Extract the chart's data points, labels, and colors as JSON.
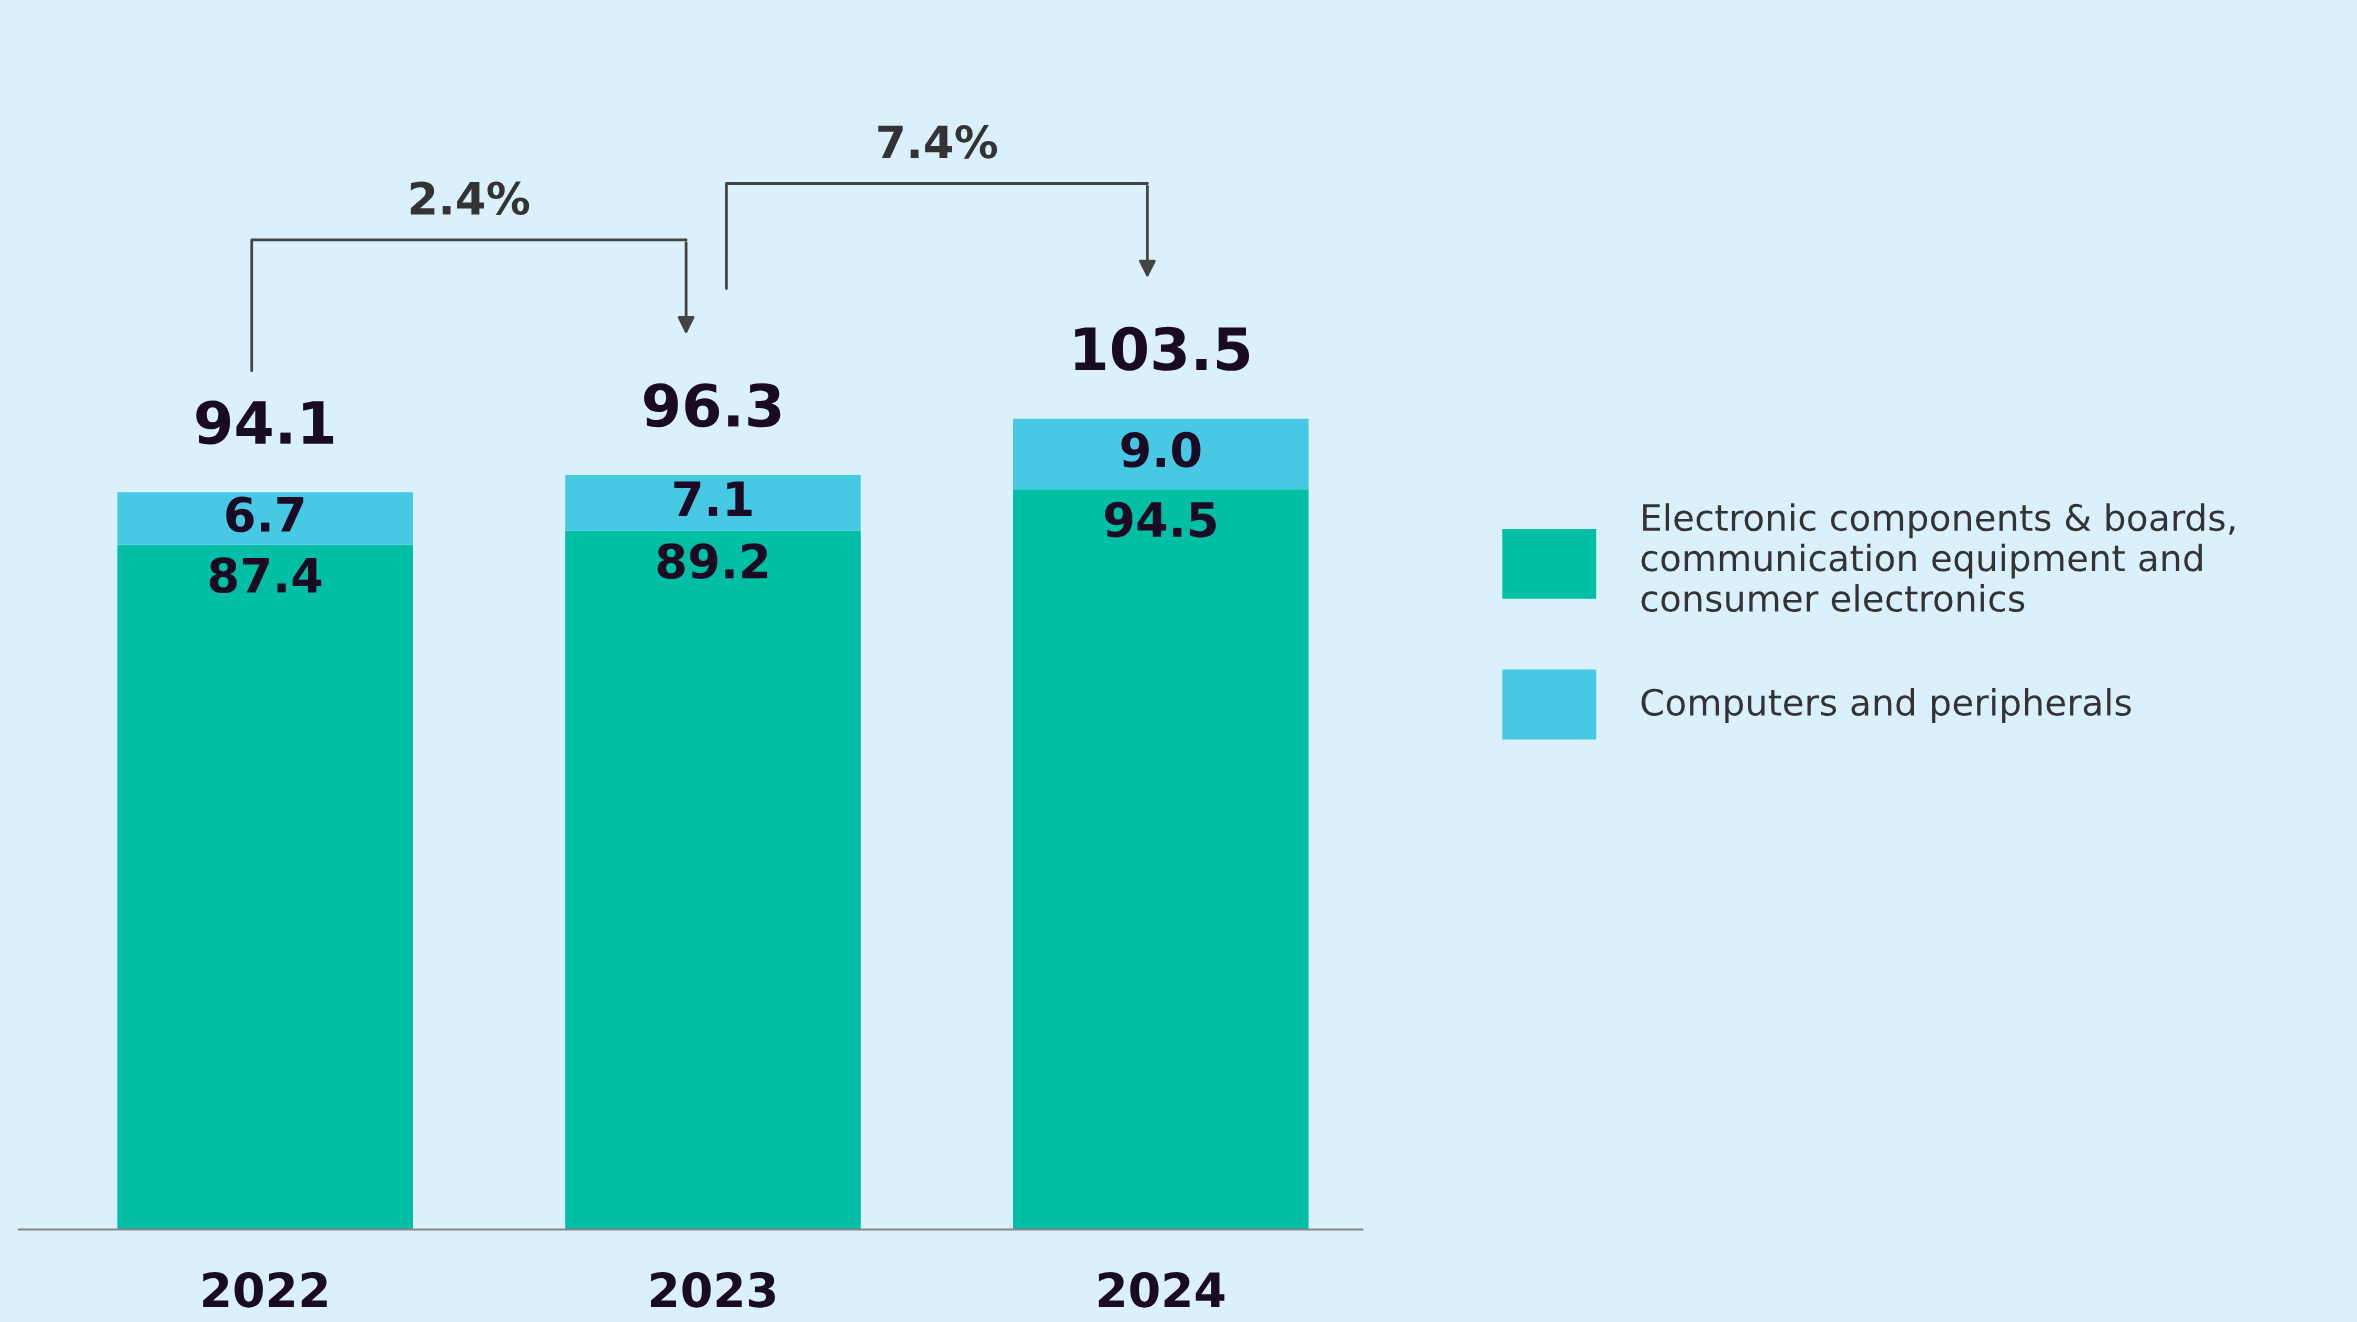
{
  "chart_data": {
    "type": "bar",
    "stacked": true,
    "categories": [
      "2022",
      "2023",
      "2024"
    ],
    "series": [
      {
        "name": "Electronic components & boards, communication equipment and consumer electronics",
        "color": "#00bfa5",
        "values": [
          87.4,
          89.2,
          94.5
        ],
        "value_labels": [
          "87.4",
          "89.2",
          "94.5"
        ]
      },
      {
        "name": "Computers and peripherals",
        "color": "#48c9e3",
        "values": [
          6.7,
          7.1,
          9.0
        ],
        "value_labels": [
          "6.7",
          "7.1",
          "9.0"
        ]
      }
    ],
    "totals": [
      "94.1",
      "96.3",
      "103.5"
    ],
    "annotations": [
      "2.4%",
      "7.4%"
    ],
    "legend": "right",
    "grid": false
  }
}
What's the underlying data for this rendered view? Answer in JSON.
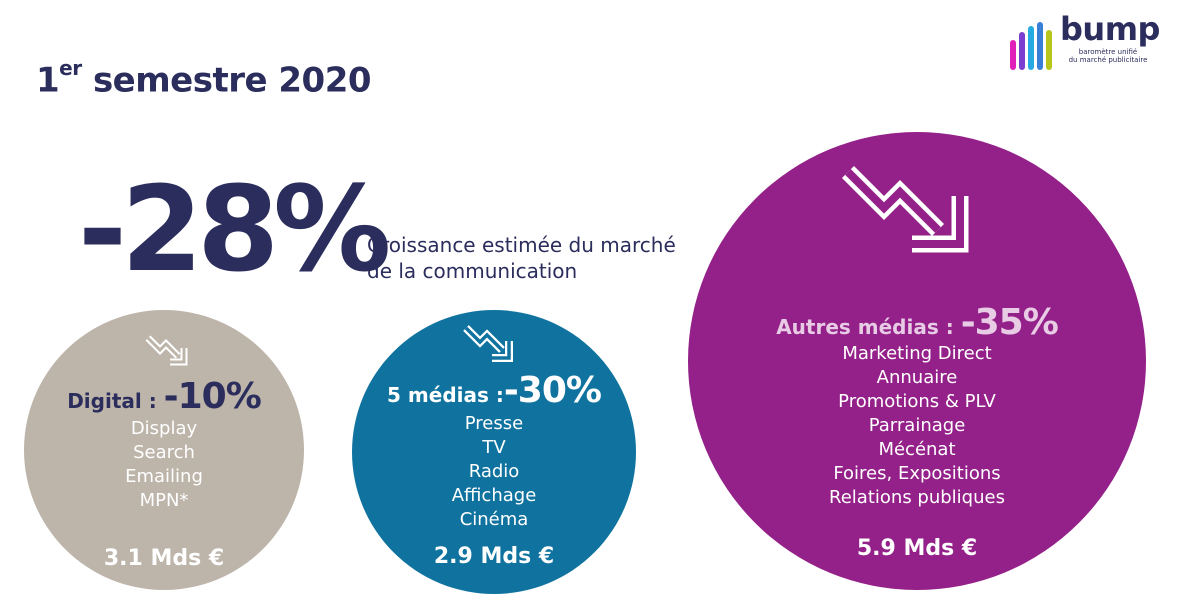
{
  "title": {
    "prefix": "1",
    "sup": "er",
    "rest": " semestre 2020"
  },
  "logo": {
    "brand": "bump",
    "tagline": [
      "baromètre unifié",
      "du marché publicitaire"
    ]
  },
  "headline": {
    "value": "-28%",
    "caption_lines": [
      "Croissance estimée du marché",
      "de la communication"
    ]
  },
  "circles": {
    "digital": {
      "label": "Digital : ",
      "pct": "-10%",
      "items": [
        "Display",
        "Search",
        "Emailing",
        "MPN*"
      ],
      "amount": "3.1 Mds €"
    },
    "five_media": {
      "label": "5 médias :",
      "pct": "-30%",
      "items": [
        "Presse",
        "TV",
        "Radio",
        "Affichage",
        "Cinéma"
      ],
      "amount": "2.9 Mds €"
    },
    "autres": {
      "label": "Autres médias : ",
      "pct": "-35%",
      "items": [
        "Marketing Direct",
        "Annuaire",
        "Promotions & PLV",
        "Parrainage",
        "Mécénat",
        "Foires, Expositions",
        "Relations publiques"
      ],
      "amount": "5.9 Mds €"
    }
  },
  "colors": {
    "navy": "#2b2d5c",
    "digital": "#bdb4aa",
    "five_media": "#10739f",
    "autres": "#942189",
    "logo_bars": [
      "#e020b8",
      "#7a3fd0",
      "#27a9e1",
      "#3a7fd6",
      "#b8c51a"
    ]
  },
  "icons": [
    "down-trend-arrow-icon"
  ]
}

--*--

* _What to do_: Please write out all of the material above without changing a word, and omit any pictures.

* _The response_:
Extract the chart's data points, labels, and colors as JSON.
{
  "chart_data": {
    "type": "bar",
    "stacked": true,
    "categories": [
      "2022",
      "2023",
      "2024"
    ],
    "series": [
      {
        "name": "Electronic components & boards, communication equipment and consumer electronics",
        "color": "#00bfa5",
        "values": [
          87.4,
          89.2,
          94.5
        ],
        "value_labels": [
          "87.4",
          "89.2",
          "94.5"
        ]
      },
      {
        "name": "Computers and peripherals",
        "color": "#48c9e3",
        "values": [
          6.7,
          7.1,
          9.0
        ],
        "value_labels": [
          "6.7",
          "7.1",
          "9.0"
        ]
      }
    ],
    "totals": [
      "94.1",
      "96.3",
      "103.5"
    ],
    "annotations": [
      "2.4%",
      "7.4%"
    ],
    "legend": "right",
    "grid": false
  }
}
What's the underlying data for this rendered view? Answer in JSON.
{
  "title": {
    "prefix": "1",
    "sup": "er",
    "rest": " semestre 2020"
  },
  "logo": {
    "brand": "bump",
    "tagline": [
      "baromètre unifié",
      "du marché publicitaire"
    ]
  },
  "headline": {
    "value": "-28%",
    "caption_lines": [
      "Croissance estimée du marché",
      "de la communication"
    ]
  },
  "circles": {
    "digital": {
      "label": "Digital : ",
      "pct": "-10%",
      "items": [
        "Display",
        "Search",
        "Emailing",
        "MPN*"
      ],
      "amount": "3.1 Mds €"
    },
    "five_media": {
      "label": "5 médias :",
      "pct": "-30%",
      "items": [
        "Presse",
        "TV",
        "Radio",
        "Affichage",
        "Cinéma"
      ],
      "amount": "2.9 Mds €"
    },
    "autres": {
      "label": "Autres médias : ",
      "pct": "-35%",
      "items": [
        "Marketing Direct",
        "Annuaire",
        "Promotions & PLV",
        "Parrainage",
        "Mécénat",
        "Foires, Expositions",
        "Relations publiques"
      ],
      "amount": "5.9 Mds €"
    }
  },
  "colors": {
    "navy": "#2b2d5c",
    "digital": "#bdb4aa",
    "five_media": "#10739f",
    "autres": "#942189",
    "logo_bars": [
      "#e020b8",
      "#7a3fd0",
      "#27a9e1",
      "#3a7fd6",
      "#b8c51a"
    ]
  },
  "icons": [
    "down-trend-arrow-icon"
  ]
}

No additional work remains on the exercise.